Saved data entries:
━━━━━━━━━━

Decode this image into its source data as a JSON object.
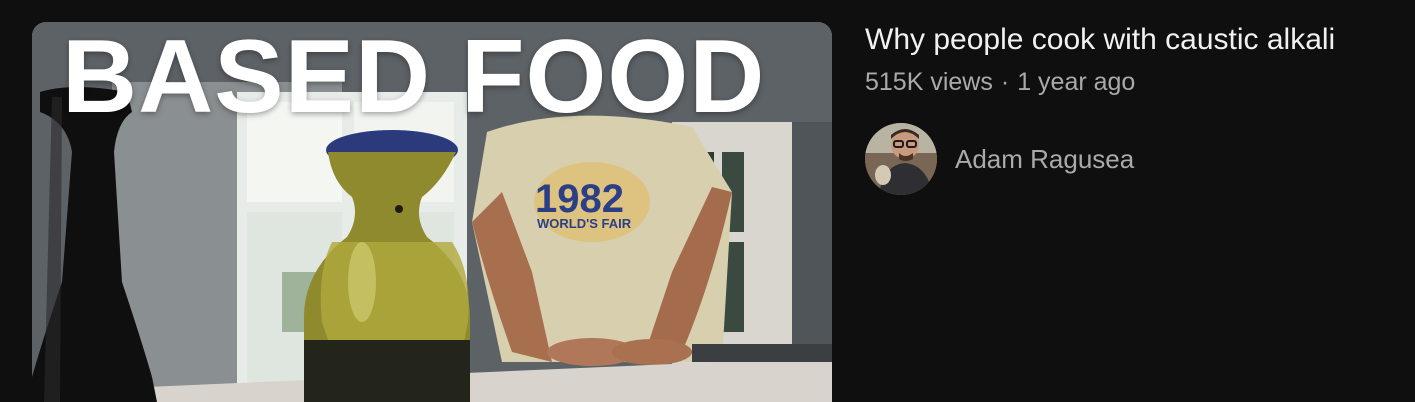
{
  "video": {
    "thumbnail_text": "BASED FOOD",
    "shirt_year": "1982",
    "shirt_line": "WORLD'S FAIR",
    "title": "Why people cook with caustic alkali",
    "views": "515K views",
    "separator": "·",
    "age": "1 year ago"
  },
  "channel": {
    "name": "Adam Ragusea",
    "avatar_icon": "channel-avatar"
  }
}
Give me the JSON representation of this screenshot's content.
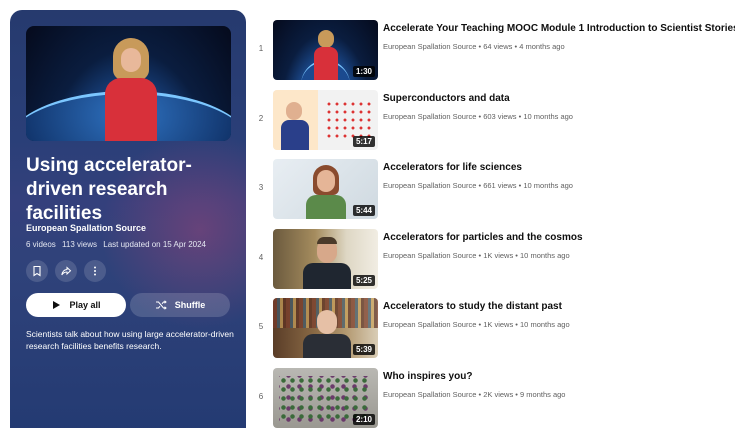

━━━━━━━━━━

=== Work to complete ===
Write the lines above out again exactly, without any of their pictures.

=== Complete output ===
Decode this image into its source data as a JSON object.
{
  "video": {
    "thumbnail_text": "BASED FOOD",
    "shirt_year": "1982",
    "shirt_line": "WORLD'S FAIR",
    "title": "Why people cook with caustic alkali",
    "views": "515K views",
    "separator": "·",
    "age": "1 year ago"
  },
  "channel": {
    "name": "Adam Ragusea",
    "avatar_icon": "channel-avatar"
  }
}
Give me the JSON representation of this screenshot's content.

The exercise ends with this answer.